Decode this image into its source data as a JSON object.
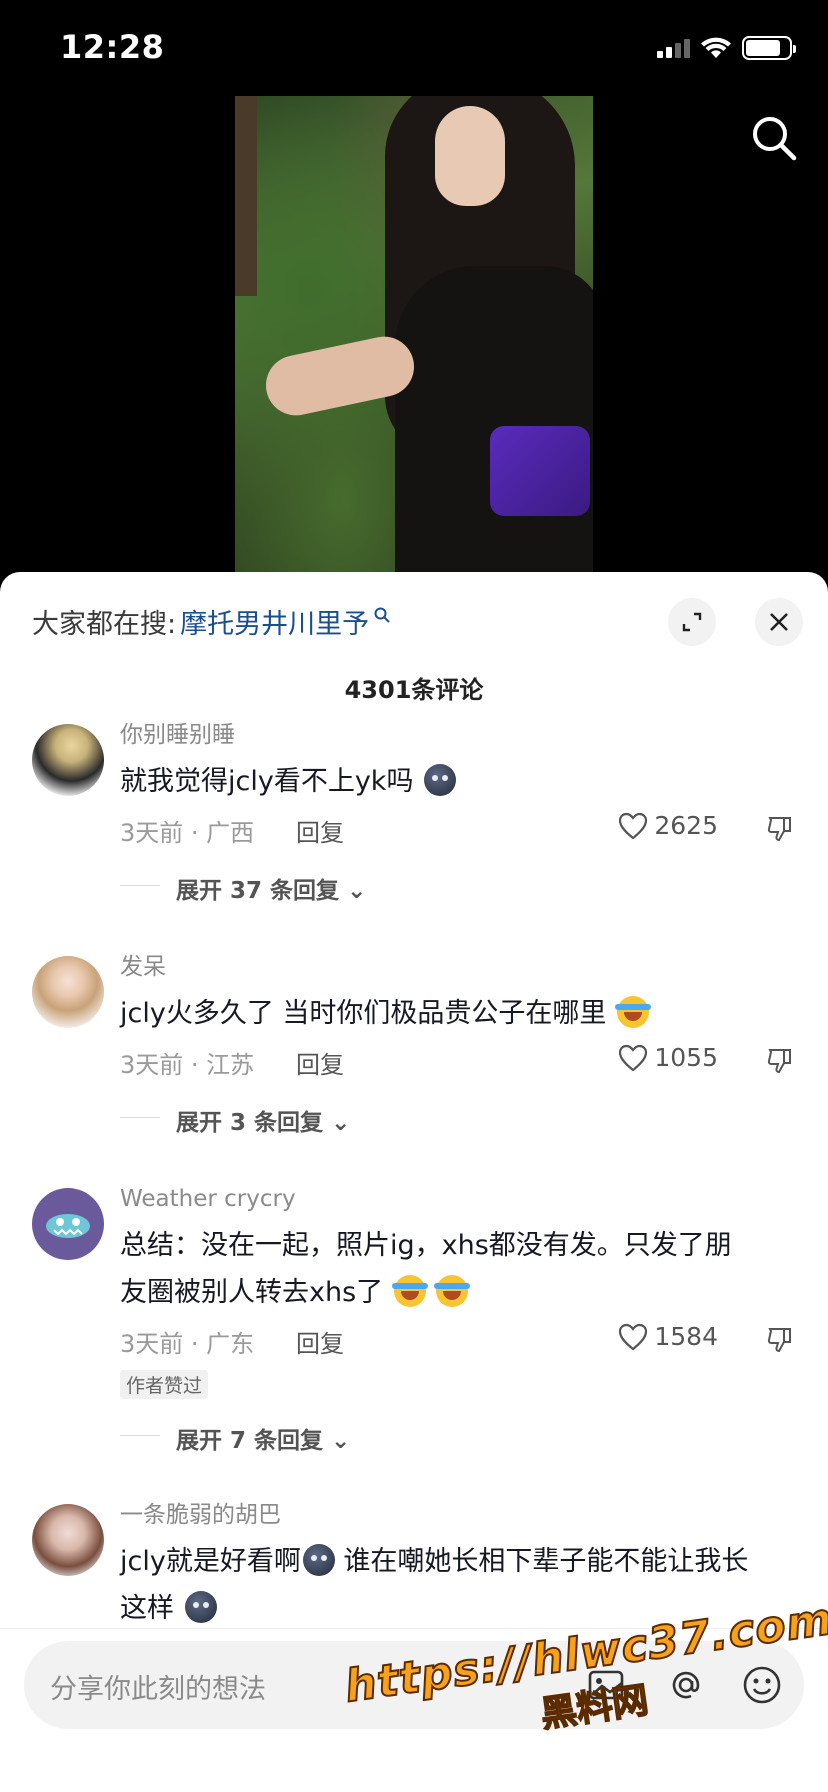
{
  "status_bar": {
    "time": "12:28"
  },
  "video": {
    "search_icon": "search-icon"
  },
  "sheet": {
    "hot_search_prefix": "大家都在搜:",
    "hot_search_term": "摩托男井川里予",
    "comment_count": "4301条评论"
  },
  "comments": [
    {
      "user": "你别睡别睡",
      "text": "就我觉得jcly看不上yk吗",
      "emoji": [
        "dark-face-emoji"
      ],
      "time_loc": "3天前 · 广西",
      "reply": "回复",
      "likes": "2625",
      "expand": "展开 37 条回复"
    },
    {
      "user": "发呆",
      "text": "jcly火多久了 当时你们极品贵公子在哪里",
      "emoji": [
        "laugh-cry-emoji"
      ],
      "time_loc": "3天前 · 江苏",
      "reply": "回复",
      "likes": "1055",
      "expand": "展开 3 条回复"
    },
    {
      "user": "Weather crycry",
      "text_line1": "总结：没在一起，照片ig，xhs都没有发。只发了朋",
      "text_line2": "友圈被别人转去xhs了",
      "emoji": [
        "laugh-cry-emoji",
        "laugh-cry-emoji"
      ],
      "time_loc": "3天前 · 广东",
      "reply": "回复",
      "likes": "1584",
      "author_liked": "作者赞过",
      "expand": "展开 7 条回复"
    },
    {
      "user": "一条脆弱的胡巴",
      "text_part1": "jcly就是好看啊",
      "text_part2": "谁在嘲她长相下辈子能不能让我长",
      "text_line2": "这样",
      "emoji": [
        "dark-face-emoji",
        "dark-face-emoji"
      ]
    }
  ],
  "input": {
    "placeholder": "分享你此刻的想法"
  },
  "watermark": {
    "line1": "https://hlwc37.com",
    "line2": "黑料网"
  }
}
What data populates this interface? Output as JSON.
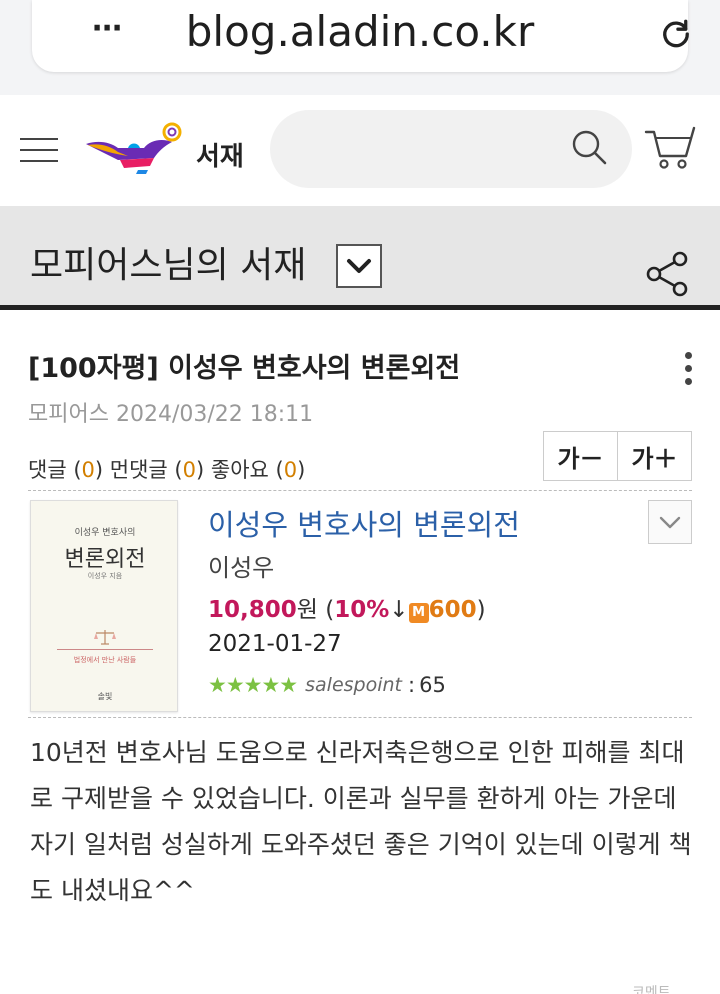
{
  "browser": {
    "url": "blog.aladin.co.kr",
    "menu_glyph": "⋯"
  },
  "header": {
    "logo_text": "서재",
    "search_placeholder": ""
  },
  "library": {
    "title": "모피어스님의 서재"
  },
  "post": {
    "title": "[100자평] 이성우 변호사의 변론외전",
    "author": "모피어스",
    "datetime": "2024/03/22 18:11",
    "stats": {
      "comments_label": "댓글",
      "comments": "0",
      "trackbacks_label": "먼댓글",
      "trackbacks": "0",
      "likes_label": "좋아요",
      "likes": "0"
    },
    "font_smaller": "가－",
    "font_larger": "가＋"
  },
  "book": {
    "title": "이성우 변호사의 변론외전",
    "author": "이성우",
    "price": "10,800",
    "price_unit": "원",
    "discount": "10%",
    "mileage_badge": "M",
    "mileage": "600",
    "date": "2021-01-27",
    "rating_stars": "★★★★★",
    "rating_value": 5,
    "salespoint_label": "salespoint",
    "salespoint": "65",
    "cover": {
      "small_line": "이성우 변호사의",
      "title": "변론외전",
      "sub": "이성우 지음",
      "note": "법정에서 만난 사람들",
      "publisher": "솔빛"
    }
  },
  "review": {
    "text": "10년전 변호사님 도움으로 신라저축은행으로 인한 피해를 최대로 구제받을 수 있었습니다. 이론과 실무를 환하게 아는 가운데 자기 일처럼 성실하게 도와주셨던 좋은 기억이 있는데 이렇게 책도 내셨내요^^"
  },
  "footer": {
    "hint": "코멘트"
  },
  "colors": {
    "link_blue": "#2b60a8",
    "price_magenta": "#c2185b",
    "mileage_orange": "#f08a24",
    "star_green": "#7cc142"
  }
}
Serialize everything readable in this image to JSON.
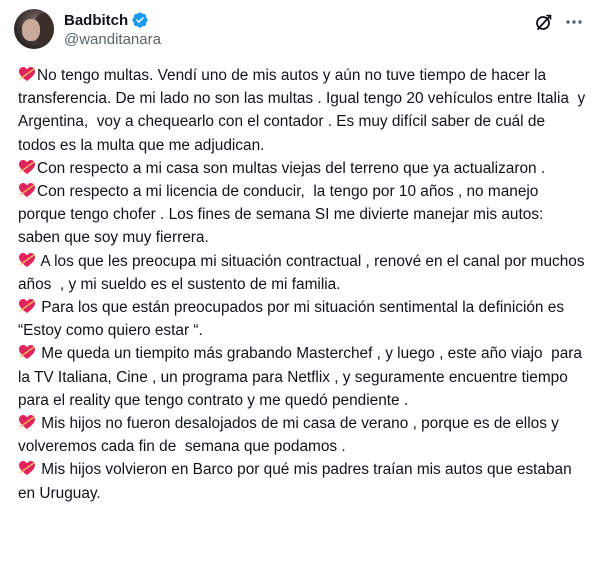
{
  "author": {
    "display_name": "Badbitch",
    "handle": "@wanditanara",
    "verified_color": "#1d9bf0"
  },
  "icons": {
    "verified": "verified-badge-icon",
    "grok": "grok-icon",
    "more": "more-dots-icon",
    "paragraph_marker": "heart-arrow-emoji-icon",
    "heart_color": "#e0245e"
  },
  "tweet": {
    "paragraphs": [
      "No tengo multas. Vendí uno de mis autos y aún no tuve tiempo de hacer la transferencia. De mi lado no son las multas . Igual tengo 20 vehículos entre Italia  y Argentina,  voy a chequearlo con el contador . Es muy difícil saber de cuál de todos es la multa que me adjudican.",
      "Con respecto a mi casa son multas viejas del terreno que ya actualizaron .",
      "Con respecto a mi licencia de conducir,  la tengo por 10 años , no manejo porque tengo chofer . Los fines de semana SI me divierte manejar mis autos: saben que soy muy fierrera.",
      " A los que les preocupa mi situación contractual , renové en el canal por muchos años  , y mi sueldo es el sustento de mi familia.",
      " Para los que están preocupados por mi situación sentimental la definición es “Estoy como quiero estar “.",
      " Me queda un tiempito más grabando Masterchef , y luego , este año viajo  para la TV Italiana, Cine , un programa para Netflix , y seguramente encuentre tiempo para el reality que tengo contrato y me quedó pendiente .",
      " Mis hijos no fueron desalojados de mi casa de verano , porque es de ellos y volveremos cada fin de  semana que podamos .",
      " Mis hijos volvieron en Barco por qué mis padres traían mis autos que estaban en Uruguay."
    ]
  }
}
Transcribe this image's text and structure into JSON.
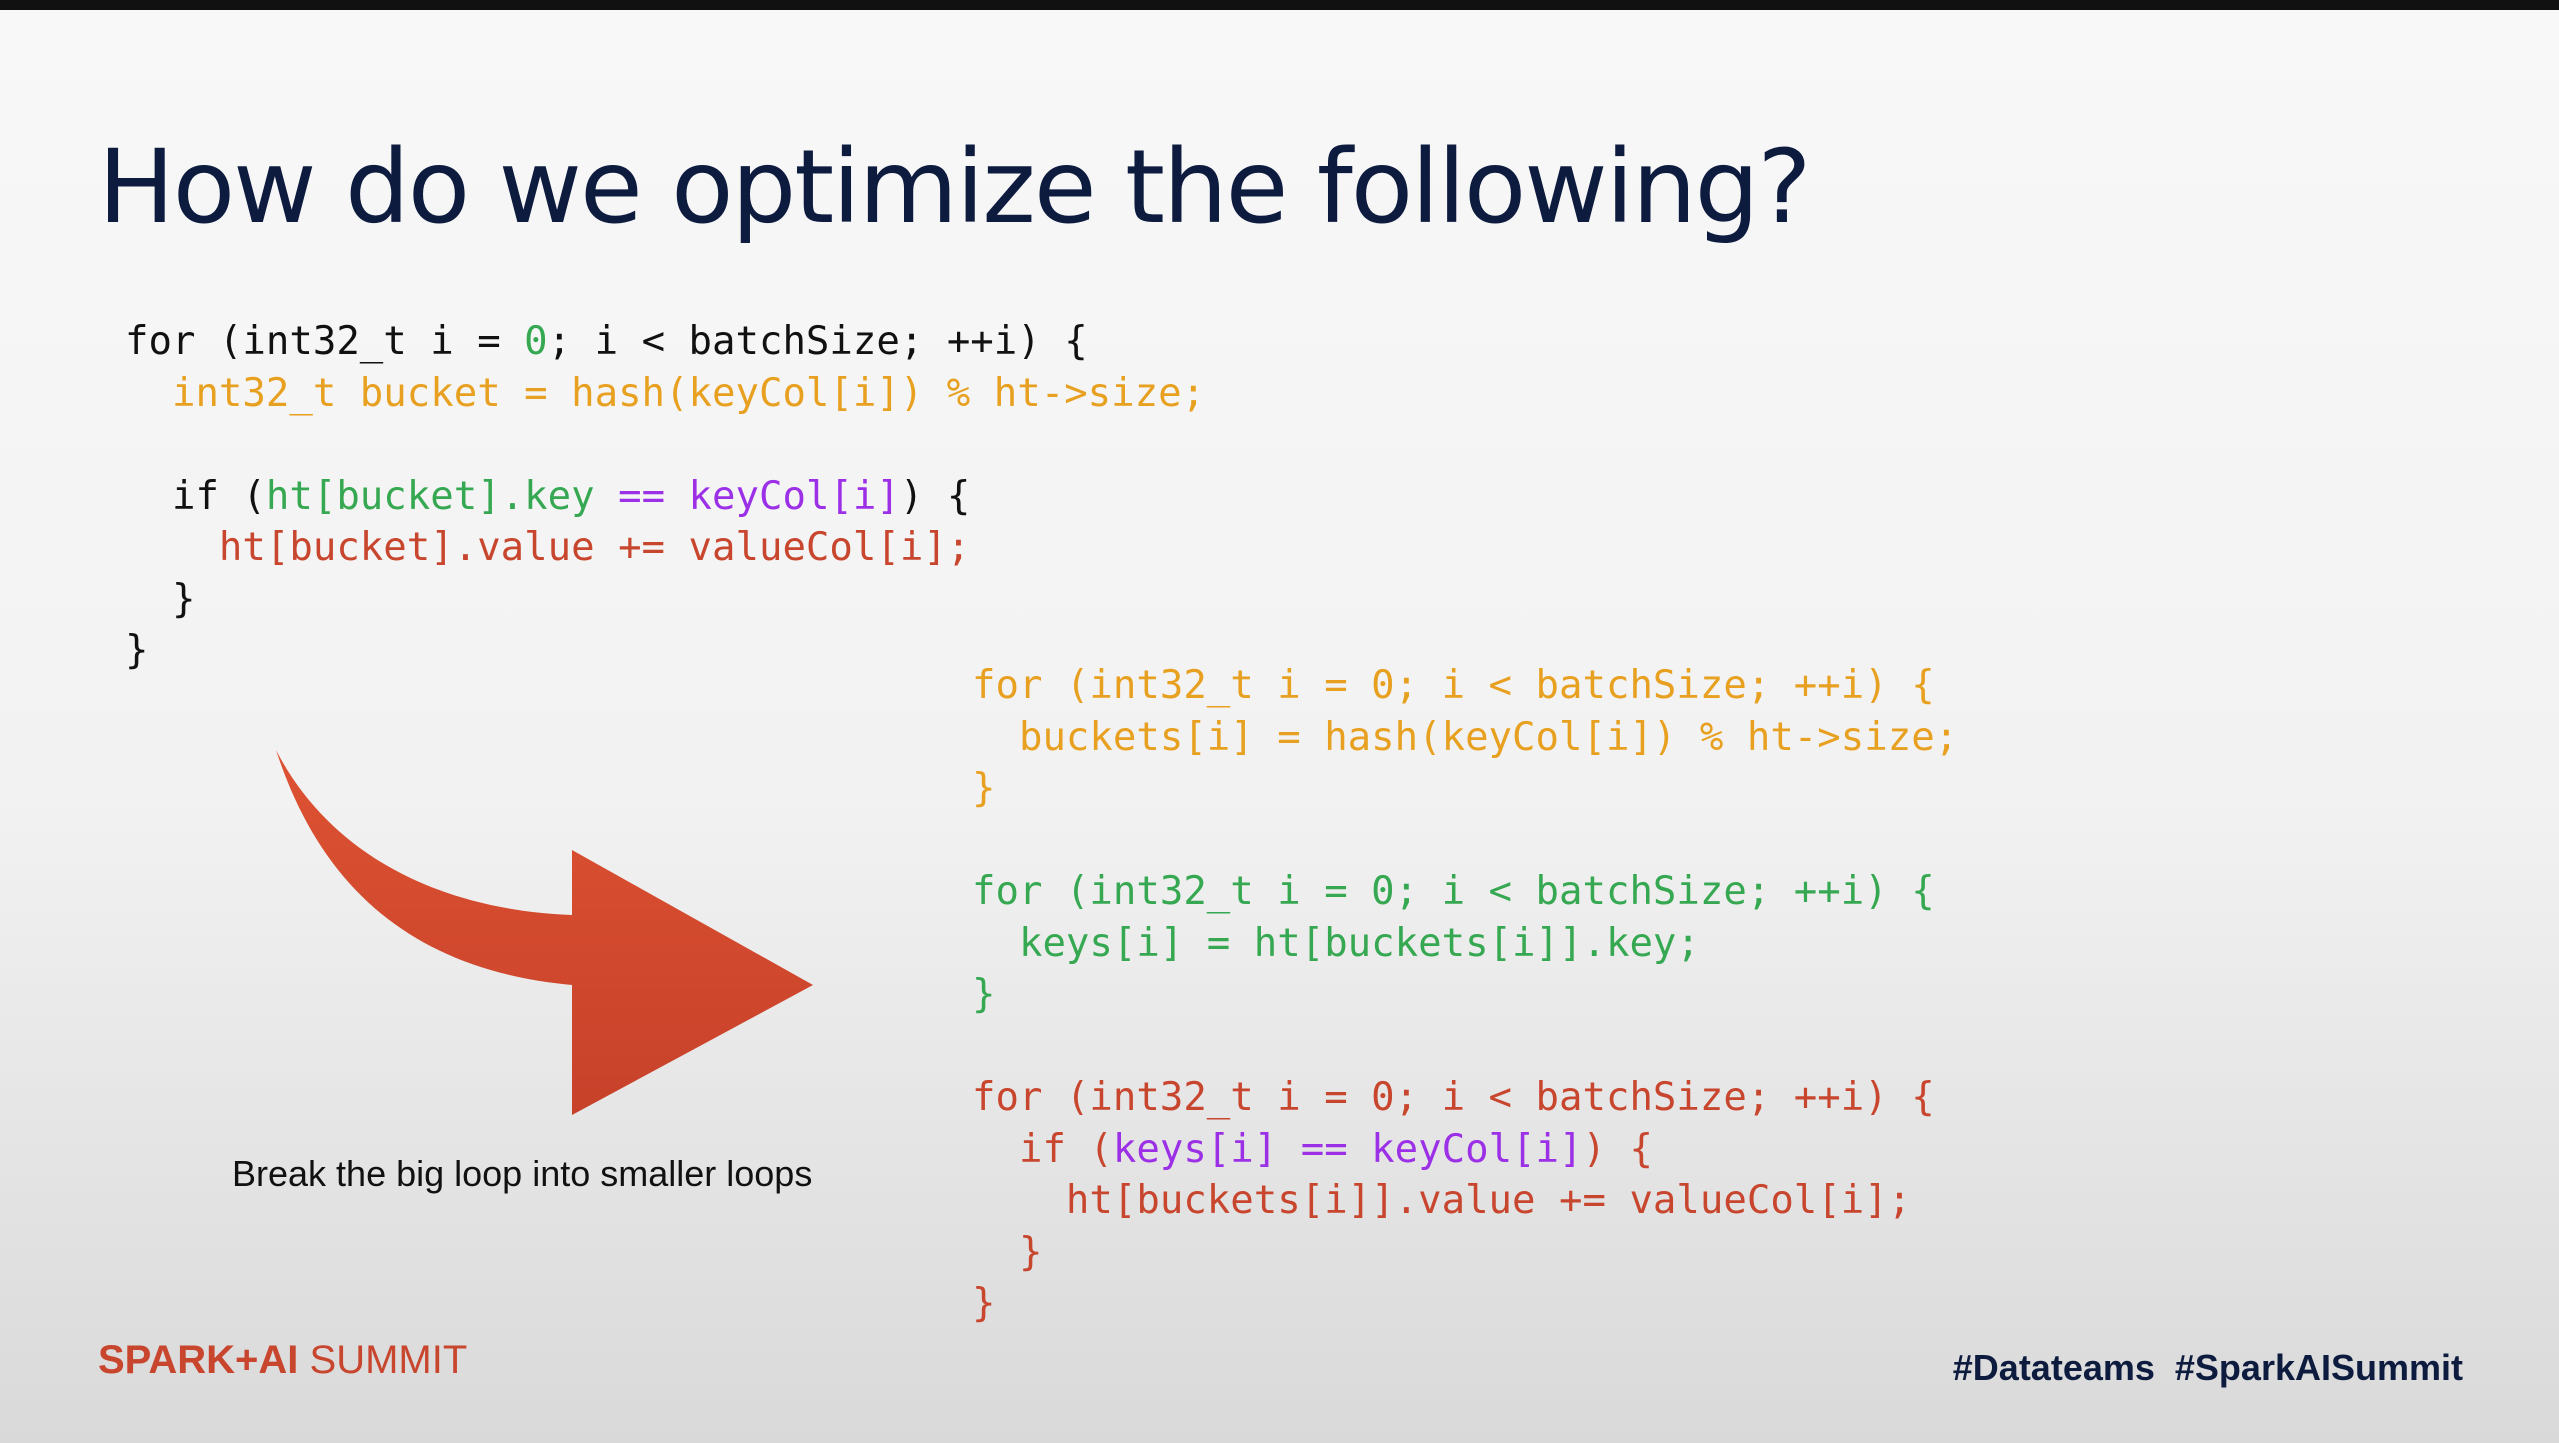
{
  "slide": {
    "title": "How do we optimize the following?",
    "caption": "Break the big loop into smaller loops",
    "logo": {
      "part1": "SPARK+AI",
      "part2": " SUMMIT"
    },
    "hashtags": "#Datateams  #SparkAISummit"
  },
  "code_original": {
    "lines": [
      [
        {
          "t": "for (int32_t i = ",
          "c": "black"
        },
        {
          "t": "0",
          "c": "green"
        },
        {
          "t": "; i < batchSize; ++i) {",
          "c": "black"
        }
      ],
      [
        {
          "t": "  int32_t bucket = hash(keyCol[i]) % ht->size;",
          "c": "orange"
        }
      ],
      [
        {
          "t": "",
          "c": "black"
        }
      ],
      [
        {
          "t": "  if (",
          "c": "black"
        },
        {
          "t": "ht[bucket].key",
          "c": "green"
        },
        {
          "t": " == ",
          "c": "purple"
        },
        {
          "t": "keyCol[i]",
          "c": "purple"
        },
        {
          "t": ") {",
          "c": "black"
        }
      ],
      [
        {
          "t": "    ht[bucket].value += valueCol[i];",
          "c": "red"
        }
      ],
      [
        {
          "t": "  }",
          "c": "black"
        }
      ],
      [
        {
          "t": "}",
          "c": "black"
        }
      ]
    ]
  },
  "code_optimized": {
    "lines": [
      [
        {
          "t": "for (int32_t i = 0; i < batchSize; ++i) {",
          "c": "orange"
        }
      ],
      [
        {
          "t": "  buckets[i] = hash(keyCol[i]) % ht->size;",
          "c": "orange"
        }
      ],
      [
        {
          "t": "}",
          "c": "orange"
        }
      ],
      [
        {
          "t": "",
          "c": "black"
        }
      ],
      [
        {
          "t": "for (int32_t i = 0; i < batchSize; ++i) {",
          "c": "green"
        }
      ],
      [
        {
          "t": "  keys[i] = ht[buckets[i]].key;",
          "c": "green"
        }
      ],
      [
        {
          "t": "}",
          "c": "green"
        }
      ],
      [
        {
          "t": "",
          "c": "black"
        }
      ],
      [
        {
          "t": "for (int32_t i = 0; i < batchSize; ++i) {",
          "c": "red"
        }
      ],
      [
        {
          "t": "  if (",
          "c": "red"
        },
        {
          "t": "keys[i] == keyCol[i]",
          "c": "purple"
        },
        {
          "t": ") {",
          "c": "red"
        }
      ],
      [
        {
          "t": "    ht[buckets[i]].value += valueCol[i];",
          "c": "red"
        }
      ],
      [
        {
          "t": "  }",
          "c": "red"
        }
      ],
      [
        {
          "t": "}",
          "c": "red"
        }
      ]
    ]
  },
  "colors": {
    "title": "#0d1b3e",
    "code_black": "#111111",
    "code_orange": "#e8a020",
    "code_green": "#36a852",
    "code_purple": "#9b30e6",
    "code_red": "#c8452e",
    "arrow": "#d24a2c",
    "logo": "#c8452e"
  },
  "icons": {
    "arrow": "curved-arrow-right-icon"
  }
}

··········

Locate each line with the word "autos" and copy it.

      "No tengo multas. Vendí uno de mis autos y aún no tuve tiempo de hacer la transferencia. De mi lado no son las multas . Igual tengo 20 vehículos entre Italia  y Argentina,  voy a chequearlo con el contador . Es muy difícil saber de cuál de todos es la multa que me adjudican.",
      "Con respecto a mi licencia de conducir,  la tengo por 10 años , no manejo porque tengo chofer . Los fines de semana SI me divierte manejar mis autos: saben que soy muy fierrera.",
      " Mis hijos volvieron en Barco por qué mis padres traían mis autos que estaban en Uruguay."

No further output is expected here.